▸ EXERCISE TASK
Extract all lines that hold "insert" from the records below.

=== ROWS ===

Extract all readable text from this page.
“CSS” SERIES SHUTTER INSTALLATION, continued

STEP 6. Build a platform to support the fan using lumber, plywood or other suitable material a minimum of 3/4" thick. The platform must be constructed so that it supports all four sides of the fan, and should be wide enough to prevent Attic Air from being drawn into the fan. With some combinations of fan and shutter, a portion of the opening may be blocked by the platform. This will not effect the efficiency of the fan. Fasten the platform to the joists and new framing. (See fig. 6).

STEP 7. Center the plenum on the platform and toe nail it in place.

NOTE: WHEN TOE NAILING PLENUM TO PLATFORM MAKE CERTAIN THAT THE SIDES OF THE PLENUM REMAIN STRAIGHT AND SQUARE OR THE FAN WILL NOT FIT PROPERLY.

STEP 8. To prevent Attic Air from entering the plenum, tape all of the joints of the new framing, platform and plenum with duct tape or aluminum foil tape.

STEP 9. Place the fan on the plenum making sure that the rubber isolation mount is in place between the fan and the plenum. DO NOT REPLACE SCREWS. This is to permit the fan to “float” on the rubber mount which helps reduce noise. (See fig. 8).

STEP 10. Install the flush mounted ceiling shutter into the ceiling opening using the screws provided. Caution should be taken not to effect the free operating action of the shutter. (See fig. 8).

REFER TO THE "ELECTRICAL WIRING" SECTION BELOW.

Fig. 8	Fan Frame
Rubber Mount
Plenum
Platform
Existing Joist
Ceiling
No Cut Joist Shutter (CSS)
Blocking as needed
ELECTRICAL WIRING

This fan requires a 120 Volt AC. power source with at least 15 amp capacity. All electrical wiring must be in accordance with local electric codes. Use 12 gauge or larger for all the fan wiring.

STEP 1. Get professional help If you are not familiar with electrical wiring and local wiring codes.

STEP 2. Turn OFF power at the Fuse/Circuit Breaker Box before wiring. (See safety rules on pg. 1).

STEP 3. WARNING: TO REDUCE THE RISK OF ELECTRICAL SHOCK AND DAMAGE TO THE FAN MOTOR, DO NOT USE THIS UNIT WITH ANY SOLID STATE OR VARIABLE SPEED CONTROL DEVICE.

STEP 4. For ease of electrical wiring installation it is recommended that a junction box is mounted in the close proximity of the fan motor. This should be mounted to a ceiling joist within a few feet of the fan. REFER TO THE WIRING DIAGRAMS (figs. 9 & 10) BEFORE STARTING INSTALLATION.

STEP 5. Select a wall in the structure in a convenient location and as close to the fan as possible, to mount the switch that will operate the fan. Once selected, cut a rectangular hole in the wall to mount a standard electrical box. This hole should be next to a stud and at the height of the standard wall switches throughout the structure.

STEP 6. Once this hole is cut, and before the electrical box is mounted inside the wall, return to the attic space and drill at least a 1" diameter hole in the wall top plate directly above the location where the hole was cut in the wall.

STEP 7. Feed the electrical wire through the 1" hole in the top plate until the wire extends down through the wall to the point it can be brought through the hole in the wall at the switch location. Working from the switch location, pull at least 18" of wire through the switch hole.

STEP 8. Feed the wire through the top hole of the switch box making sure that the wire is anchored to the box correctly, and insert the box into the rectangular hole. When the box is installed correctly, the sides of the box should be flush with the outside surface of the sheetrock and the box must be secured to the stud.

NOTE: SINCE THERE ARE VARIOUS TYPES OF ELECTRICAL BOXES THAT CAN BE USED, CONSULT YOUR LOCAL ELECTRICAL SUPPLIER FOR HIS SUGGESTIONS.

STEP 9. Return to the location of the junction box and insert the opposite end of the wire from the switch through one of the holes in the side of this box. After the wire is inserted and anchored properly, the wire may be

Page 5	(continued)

===

▸ TASK OUTPUT
STEP 8. Feed the wire through the top hole of the switch box making sure that the wire is anchored to the box correctly, and insert the box into the rectangular hole. When the box is installed correctly, the sides of the box should be flush with the outside surface of the sheetrock and the box must be secured to the stud.
STEP 9. Return to the location of the junction box and insert the opposite end of the wire from the switch through one of the holes in the side of this box. After the wire is inserted and anchored properly, the wire may be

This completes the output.